**What is expected:**
Repeat each line word for word.

**Entries supplied:**

■ ■ ■ ■ ■

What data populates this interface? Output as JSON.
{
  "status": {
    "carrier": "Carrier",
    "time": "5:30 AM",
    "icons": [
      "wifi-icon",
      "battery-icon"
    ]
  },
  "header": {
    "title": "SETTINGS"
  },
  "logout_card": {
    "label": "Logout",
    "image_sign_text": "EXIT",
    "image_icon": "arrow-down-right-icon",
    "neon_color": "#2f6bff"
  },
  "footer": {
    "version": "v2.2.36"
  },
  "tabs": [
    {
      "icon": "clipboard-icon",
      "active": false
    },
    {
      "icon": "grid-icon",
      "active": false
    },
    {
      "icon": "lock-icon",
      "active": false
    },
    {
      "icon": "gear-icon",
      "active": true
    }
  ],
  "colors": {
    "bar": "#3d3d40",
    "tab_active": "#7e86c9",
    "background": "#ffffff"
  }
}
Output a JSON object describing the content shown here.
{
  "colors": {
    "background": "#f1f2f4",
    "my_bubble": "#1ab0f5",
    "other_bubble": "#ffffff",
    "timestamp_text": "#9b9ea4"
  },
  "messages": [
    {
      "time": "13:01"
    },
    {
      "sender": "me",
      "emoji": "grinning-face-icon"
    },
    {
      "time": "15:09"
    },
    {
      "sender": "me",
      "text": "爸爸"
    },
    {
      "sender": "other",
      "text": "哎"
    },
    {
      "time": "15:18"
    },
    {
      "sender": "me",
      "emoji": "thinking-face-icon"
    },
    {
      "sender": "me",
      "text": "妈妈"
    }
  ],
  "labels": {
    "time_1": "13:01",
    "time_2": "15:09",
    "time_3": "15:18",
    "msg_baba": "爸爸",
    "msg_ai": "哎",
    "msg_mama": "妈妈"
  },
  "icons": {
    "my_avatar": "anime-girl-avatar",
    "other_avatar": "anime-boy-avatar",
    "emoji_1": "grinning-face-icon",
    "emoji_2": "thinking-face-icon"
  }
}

■ ■ ■ ■ ■

**Answer below:**
What data populates this interface? Output as JSON.
{
  "status": {
    "carrier": "Carrier",
    "time": "5:30 AM",
    "icons": [
      "wifi-icon",
      "battery-icon"
    ]
  },
  "header": {
    "title": "SETTINGS"
  },
  "logout_card": {
    "label": "Logout",
    "image_sign_text": "EXIT",
    "image_icon": "arrow-down-right-icon",
    "neon_color": "#2f6bff"
  },
  "footer": {
    "version": "v2.2.36"
  },
  "tabs": [
    {
      "icon": "clipboard-icon",
      "active": false
    },
    {
      "icon": "grid-icon",
      "active": false
    },
    {
      "icon": "lock-icon",
      "active": false
    },
    {
      "icon": "gear-icon",
      "active": true
    }
  ],
  "colors": {
    "bar": "#3d3d40",
    "tab_active": "#7e86c9",
    "background": "#ffffff"
  }
}
Output a JSON object describing the content shown here.
{
  "colors": {
    "background": "#f1f2f4",
    "my_bubble": "#1ab0f5",
    "other_bubble": "#ffffff",
    "timestamp_text": "#9b9ea4"
  },
  "messages": [
    {
      "time": "13:01"
    },
    {
      "sender": "me",
      "emoji": "grinning-face-icon"
    },
    {
      "time": "15:09"
    },
    {
      "sender": "me",
      "text": "爸爸"
    },
    {
      "sender": "other",
      "text": "哎"
    },
    {
      "time": "15:18"
    },
    {
      "sender": "me",
      "emoji": "thinking-face-icon"
    },
    {
      "sender": "me",
      "text": "妈妈"
    }
  ],
  "labels": {
    "time_1": "13:01",
    "time_2": "15:09",
    "time_3": "15:18",
    "msg_baba": "爸爸",
    "msg_ai": "哎",
    "msg_mama": "妈妈"
  },
  "icons": {
    "my_avatar": "anime-girl-avatar",
    "other_avatar": "anime-boy-avatar",
    "emoji_1": "grinning-face-icon",
    "emoji_2": "thinking-face-icon"
  }
}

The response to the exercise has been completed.